- [Extracted data]:
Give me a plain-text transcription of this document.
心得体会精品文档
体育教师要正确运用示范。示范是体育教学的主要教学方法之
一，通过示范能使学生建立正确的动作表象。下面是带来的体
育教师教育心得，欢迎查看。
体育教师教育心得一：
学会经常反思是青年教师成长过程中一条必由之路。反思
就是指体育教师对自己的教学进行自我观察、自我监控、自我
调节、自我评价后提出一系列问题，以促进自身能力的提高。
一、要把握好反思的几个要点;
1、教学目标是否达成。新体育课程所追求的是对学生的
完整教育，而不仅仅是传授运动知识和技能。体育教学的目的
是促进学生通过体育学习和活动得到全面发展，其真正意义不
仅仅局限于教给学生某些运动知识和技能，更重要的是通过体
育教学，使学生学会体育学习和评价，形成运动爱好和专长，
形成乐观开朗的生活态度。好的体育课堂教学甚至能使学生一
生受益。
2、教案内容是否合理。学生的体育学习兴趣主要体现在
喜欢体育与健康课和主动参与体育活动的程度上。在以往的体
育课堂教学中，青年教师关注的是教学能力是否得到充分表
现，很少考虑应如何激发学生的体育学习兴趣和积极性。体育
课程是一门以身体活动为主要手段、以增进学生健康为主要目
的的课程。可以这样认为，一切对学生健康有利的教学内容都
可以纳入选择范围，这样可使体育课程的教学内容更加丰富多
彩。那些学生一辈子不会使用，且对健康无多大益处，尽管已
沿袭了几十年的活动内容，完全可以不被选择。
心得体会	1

--

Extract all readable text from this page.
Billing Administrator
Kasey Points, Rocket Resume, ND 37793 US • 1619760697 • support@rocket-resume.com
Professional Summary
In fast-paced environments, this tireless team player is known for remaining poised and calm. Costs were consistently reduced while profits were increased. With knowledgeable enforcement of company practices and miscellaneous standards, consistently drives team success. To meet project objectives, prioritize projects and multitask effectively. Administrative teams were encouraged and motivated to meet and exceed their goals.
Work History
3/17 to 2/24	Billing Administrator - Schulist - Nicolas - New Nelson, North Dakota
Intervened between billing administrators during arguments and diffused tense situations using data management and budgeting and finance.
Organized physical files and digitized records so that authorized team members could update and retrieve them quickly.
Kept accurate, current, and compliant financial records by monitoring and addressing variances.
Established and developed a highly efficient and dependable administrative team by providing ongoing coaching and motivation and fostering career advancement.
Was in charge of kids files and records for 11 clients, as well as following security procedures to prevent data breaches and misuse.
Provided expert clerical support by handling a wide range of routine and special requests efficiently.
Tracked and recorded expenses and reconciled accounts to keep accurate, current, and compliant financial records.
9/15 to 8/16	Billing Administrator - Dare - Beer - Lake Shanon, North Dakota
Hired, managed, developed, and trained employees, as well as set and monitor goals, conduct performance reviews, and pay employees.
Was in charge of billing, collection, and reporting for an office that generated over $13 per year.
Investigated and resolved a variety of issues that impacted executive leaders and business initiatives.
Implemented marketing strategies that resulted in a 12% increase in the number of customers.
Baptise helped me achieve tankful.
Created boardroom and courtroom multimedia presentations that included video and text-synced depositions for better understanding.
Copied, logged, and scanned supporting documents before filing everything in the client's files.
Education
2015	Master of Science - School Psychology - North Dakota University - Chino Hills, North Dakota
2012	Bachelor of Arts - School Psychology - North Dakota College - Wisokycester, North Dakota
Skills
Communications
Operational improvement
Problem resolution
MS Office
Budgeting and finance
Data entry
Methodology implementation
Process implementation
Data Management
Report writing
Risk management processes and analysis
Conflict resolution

- [What the task requires]:
Pick out every line holding the string "that" and return it.

- [Written response]:
Organized physical files and digitized records so that authorized team members could update and retrieve them quickly.
Was in charge of billing, collection, and reporting for an office that generated over $13 per year.
Investigated and resolved a variety of issues that impacted executive leaders and business initiatives.
Implemented marketing strategies that resulted in a 12% increase in the number of customers.
Created boardroom and courtroom multimedia presentations that included video and text-synced depositions for better understanding.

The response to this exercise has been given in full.